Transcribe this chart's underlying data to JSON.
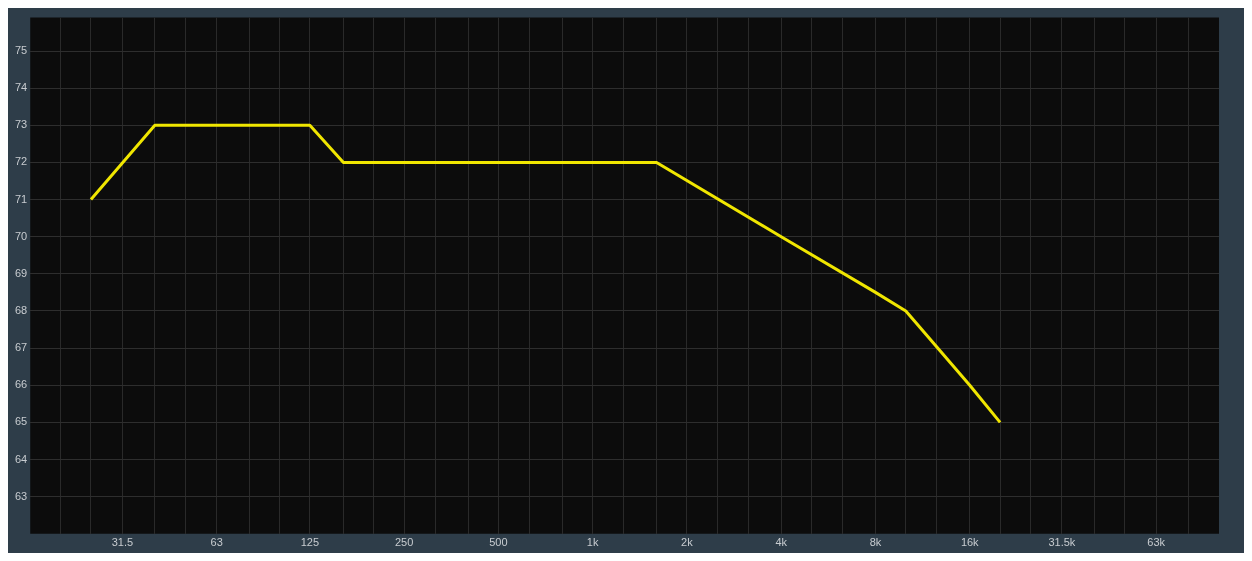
{
  "chart_data": {
    "type": "line",
    "x": [
      25,
      40,
      125,
      160,
      1600,
      4000,
      8000,
      10000,
      16000,
      20000
    ],
    "series": [
      {
        "color": "#f0e600",
        "values": [
          71,
          73,
          73,
          72,
          72,
          70,
          68.5,
          68,
          66,
          65
        ]
      }
    ],
    "xlim": [
      16,
      100000
    ],
    "xticks": [
      {
        "value": 20,
        "label": null
      },
      {
        "value": 25,
        "label": null
      },
      {
        "value": 31.5,
        "label": "31.5"
      },
      {
        "value": 40,
        "label": null
      },
      {
        "value": 50,
        "label": null
      },
      {
        "value": 63,
        "label": "63"
      },
      {
        "value": 80,
        "label": null
      },
      {
        "value": 100,
        "label": null
      },
      {
        "value": 125,
        "label": "125"
      },
      {
        "value": 160,
        "label": null
      },
      {
        "value": 200,
        "label": null
      },
      {
        "value": 250,
        "label": "250"
      },
      {
        "value": 315,
        "label": null
      },
      {
        "value": 400,
        "label": null
      },
      {
        "value": 500,
        "label": "500"
      },
      {
        "value": 630,
        "label": null
      },
      {
        "value": 800,
        "label": null
      },
      {
        "value": 1000,
        "label": "1k"
      },
      {
        "value": 1250,
        "label": null
      },
      {
        "value": 1600,
        "label": null
      },
      {
        "value": 2000,
        "label": "2k"
      },
      {
        "value": 2500,
        "label": null
      },
      {
        "value": 3150,
        "label": null
      },
      {
        "value": 4000,
        "label": "4k"
      },
      {
        "value": 5000,
        "label": null
      },
      {
        "value": 6300,
        "label": null
      },
      {
        "value": 8000,
        "label": "8k"
      },
      {
        "value": 10000,
        "label": null
      },
      {
        "value": 12500,
        "label": null
      },
      {
        "value": 16000,
        "label": "16k"
      },
      {
        "value": 20000,
        "label": null
      },
      {
        "value": 25000,
        "label": null
      },
      {
        "value": 31500,
        "label": "31.5k"
      },
      {
        "value": 40000,
        "label": null
      },
      {
        "value": 50000,
        "label": null
      },
      {
        "value": 63000,
        "label": "63k"
      },
      {
        "value": 80000,
        "label": null
      }
    ],
    "ylim": [
      62,
      75.9
    ],
    "yticks": [
      63,
      64,
      65,
      66,
      67,
      68,
      69,
      70,
      71,
      72,
      73,
      74,
      75
    ],
    "log": "x",
    "grid": true,
    "legend": false,
    "marker": "none",
    "line_style": "solid"
  }
}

□ □ □ □ □ □ □

What the exercise asks:
Output the data above without changes, apart from leaving out the pictures.

Written solution:
Transcribe this chart's underlying data to JSON.
{
  "chart_data": {
    "type": "line",
    "x": [
      25,
      40,
      125,
      160,
      1600,
      4000,
      8000,
      10000,
      16000,
      20000
    ],
    "series": [
      {
        "color": "#f0e600",
        "values": [
          71,
          73,
          73,
          72,
          72,
          70,
          68.5,
          68,
          66,
          65
        ]
      }
    ],
    "xlim": [
      16,
      100000
    ],
    "xticks": [
      {
        "value": 20,
        "label": null
      },
      {
        "value": 25,
        "label": null
      },
      {
        "value": 31.5,
        "label": "31.5"
      },
      {
        "value": 40,
        "label": null
      },
      {
        "value": 50,
        "label": null
      },
      {
        "value": 63,
        "label": "63"
      },
      {
        "value": 80,
        "label": null
      },
      {
        "value": 100,
        "label": null
      },
      {
        "value": 125,
        "label": "125"
      },
      {
        "value": 160,
        "label": null
      },
      {
        "value": 200,
        "label": null
      },
      {
        "value": 250,
        "label": "250"
      },
      {
        "value": 315,
        "label": null
      },
      {
        "value": 400,
        "label": null
      },
      {
        "value": 500,
        "label": "500"
      },
      {
        "value": 630,
        "label": null
      },
      {
        "value": 800,
        "label": null
      },
      {
        "value": 1000,
        "label": "1k"
      },
      {
        "value": 1250,
        "label": null
      },
      {
        "value": 1600,
        "label": null
      },
      {
        "value": 2000,
        "label": "2k"
      },
      {
        "value": 2500,
        "label": null
      },
      {
        "value": 3150,
        "label": null
      },
      {
        "value": 4000,
        "label": "4k"
      },
      {
        "value": 5000,
        "label": null
      },
      {
        "value": 6300,
        "label": null
      },
      {
        "value": 8000,
        "label": "8k"
      },
      {
        "value": 10000,
        "label": null
      },
      {
        "value": 12500,
        "label": null
      },
      {
        "value": 16000,
        "label": "16k"
      },
      {
        "value": 20000,
        "label": null
      },
      {
        "value": 25000,
        "label": null
      },
      {
        "value": 31500,
        "label": "31.5k"
      },
      {
        "value": 40000,
        "label": null
      },
      {
        "value": 50000,
        "label": null
      },
      {
        "value": 63000,
        "label": "63k"
      },
      {
        "value": 80000,
        "label": null
      }
    ],
    "ylim": [
      62,
      75.9
    ],
    "yticks": [
      63,
      64,
      65,
      66,
      67,
      68,
      69,
      70,
      71,
      72,
      73,
      74,
      75
    ],
    "log": "x",
    "grid": true,
    "legend": false,
    "marker": "none",
    "line_style": "solid"
  }
}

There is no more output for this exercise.